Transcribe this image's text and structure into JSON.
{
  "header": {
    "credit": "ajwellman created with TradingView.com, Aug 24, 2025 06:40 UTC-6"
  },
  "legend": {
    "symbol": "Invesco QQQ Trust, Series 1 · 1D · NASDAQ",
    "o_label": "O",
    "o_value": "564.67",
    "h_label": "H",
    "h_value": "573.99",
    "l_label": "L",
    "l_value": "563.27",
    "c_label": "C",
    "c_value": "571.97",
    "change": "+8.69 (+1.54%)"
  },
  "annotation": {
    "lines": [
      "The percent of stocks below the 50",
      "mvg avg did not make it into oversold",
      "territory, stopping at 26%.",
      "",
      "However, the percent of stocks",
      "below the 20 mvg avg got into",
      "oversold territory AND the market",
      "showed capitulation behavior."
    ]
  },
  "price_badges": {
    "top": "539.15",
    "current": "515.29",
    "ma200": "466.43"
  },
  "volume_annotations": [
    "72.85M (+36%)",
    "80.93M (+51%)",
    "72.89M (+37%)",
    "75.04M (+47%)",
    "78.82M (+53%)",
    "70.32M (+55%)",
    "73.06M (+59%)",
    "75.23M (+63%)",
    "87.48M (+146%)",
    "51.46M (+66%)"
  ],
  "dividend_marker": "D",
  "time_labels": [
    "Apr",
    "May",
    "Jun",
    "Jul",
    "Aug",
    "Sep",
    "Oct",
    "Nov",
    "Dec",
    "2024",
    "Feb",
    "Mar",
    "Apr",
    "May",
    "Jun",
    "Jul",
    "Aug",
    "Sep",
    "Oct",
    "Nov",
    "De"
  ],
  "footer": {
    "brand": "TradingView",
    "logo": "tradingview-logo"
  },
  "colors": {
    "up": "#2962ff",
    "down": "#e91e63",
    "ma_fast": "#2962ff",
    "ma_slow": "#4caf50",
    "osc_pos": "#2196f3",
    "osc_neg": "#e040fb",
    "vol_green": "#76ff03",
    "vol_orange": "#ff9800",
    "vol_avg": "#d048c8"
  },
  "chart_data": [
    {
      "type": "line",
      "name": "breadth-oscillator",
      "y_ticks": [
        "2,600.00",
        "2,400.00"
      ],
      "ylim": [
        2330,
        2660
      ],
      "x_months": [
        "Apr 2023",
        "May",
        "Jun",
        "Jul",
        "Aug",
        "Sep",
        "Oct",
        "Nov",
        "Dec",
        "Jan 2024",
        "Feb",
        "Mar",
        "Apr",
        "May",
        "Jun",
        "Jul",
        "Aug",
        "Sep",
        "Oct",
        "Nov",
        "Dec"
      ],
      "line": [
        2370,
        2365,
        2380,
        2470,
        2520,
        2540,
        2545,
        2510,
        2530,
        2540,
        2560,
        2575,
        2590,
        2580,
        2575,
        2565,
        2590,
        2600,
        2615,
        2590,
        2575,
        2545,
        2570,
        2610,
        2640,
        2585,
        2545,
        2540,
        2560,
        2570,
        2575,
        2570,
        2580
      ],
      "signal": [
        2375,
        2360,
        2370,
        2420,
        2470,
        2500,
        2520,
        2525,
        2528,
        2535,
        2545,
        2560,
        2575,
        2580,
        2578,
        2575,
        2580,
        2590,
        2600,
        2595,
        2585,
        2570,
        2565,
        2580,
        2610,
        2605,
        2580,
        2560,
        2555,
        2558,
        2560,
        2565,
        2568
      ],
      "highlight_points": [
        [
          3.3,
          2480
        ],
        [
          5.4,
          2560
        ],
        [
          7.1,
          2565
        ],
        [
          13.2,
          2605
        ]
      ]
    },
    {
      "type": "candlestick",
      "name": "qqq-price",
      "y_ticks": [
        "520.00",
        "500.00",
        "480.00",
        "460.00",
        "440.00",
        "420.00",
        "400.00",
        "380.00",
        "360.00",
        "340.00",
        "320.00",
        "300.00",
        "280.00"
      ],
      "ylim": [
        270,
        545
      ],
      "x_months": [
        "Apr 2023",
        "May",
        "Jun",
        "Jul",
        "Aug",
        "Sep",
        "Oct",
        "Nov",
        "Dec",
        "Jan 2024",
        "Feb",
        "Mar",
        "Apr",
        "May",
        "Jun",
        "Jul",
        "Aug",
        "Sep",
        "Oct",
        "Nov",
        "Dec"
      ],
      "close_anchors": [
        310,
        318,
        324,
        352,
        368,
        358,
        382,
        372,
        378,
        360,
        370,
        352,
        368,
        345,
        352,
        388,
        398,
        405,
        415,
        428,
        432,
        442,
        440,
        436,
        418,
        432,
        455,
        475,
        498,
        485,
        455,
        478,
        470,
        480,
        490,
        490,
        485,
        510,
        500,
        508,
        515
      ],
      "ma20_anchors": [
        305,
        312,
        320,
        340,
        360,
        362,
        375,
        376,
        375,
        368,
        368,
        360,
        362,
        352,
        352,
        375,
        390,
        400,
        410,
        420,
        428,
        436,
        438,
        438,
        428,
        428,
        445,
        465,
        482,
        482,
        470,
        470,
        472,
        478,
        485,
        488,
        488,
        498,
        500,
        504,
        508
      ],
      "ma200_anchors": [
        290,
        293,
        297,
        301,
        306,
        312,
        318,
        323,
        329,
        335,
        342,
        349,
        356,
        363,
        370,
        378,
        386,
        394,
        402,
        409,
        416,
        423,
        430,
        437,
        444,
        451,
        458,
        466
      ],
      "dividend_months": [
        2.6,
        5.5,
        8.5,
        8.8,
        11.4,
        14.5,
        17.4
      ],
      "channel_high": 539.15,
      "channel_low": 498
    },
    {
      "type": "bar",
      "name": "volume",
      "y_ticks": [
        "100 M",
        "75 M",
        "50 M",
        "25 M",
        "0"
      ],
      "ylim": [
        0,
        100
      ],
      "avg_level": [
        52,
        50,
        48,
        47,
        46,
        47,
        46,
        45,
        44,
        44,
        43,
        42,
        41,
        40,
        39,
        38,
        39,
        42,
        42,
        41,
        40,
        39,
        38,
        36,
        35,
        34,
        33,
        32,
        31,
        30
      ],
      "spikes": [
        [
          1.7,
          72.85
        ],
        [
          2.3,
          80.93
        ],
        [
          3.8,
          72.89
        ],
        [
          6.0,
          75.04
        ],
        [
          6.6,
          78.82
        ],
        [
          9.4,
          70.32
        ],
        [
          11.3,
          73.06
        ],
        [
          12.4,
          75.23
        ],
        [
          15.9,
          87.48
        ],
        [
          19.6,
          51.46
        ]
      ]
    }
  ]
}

Directive: Count how many lines of the data include the word "territory". Your reply should be that number alone.

Response: 2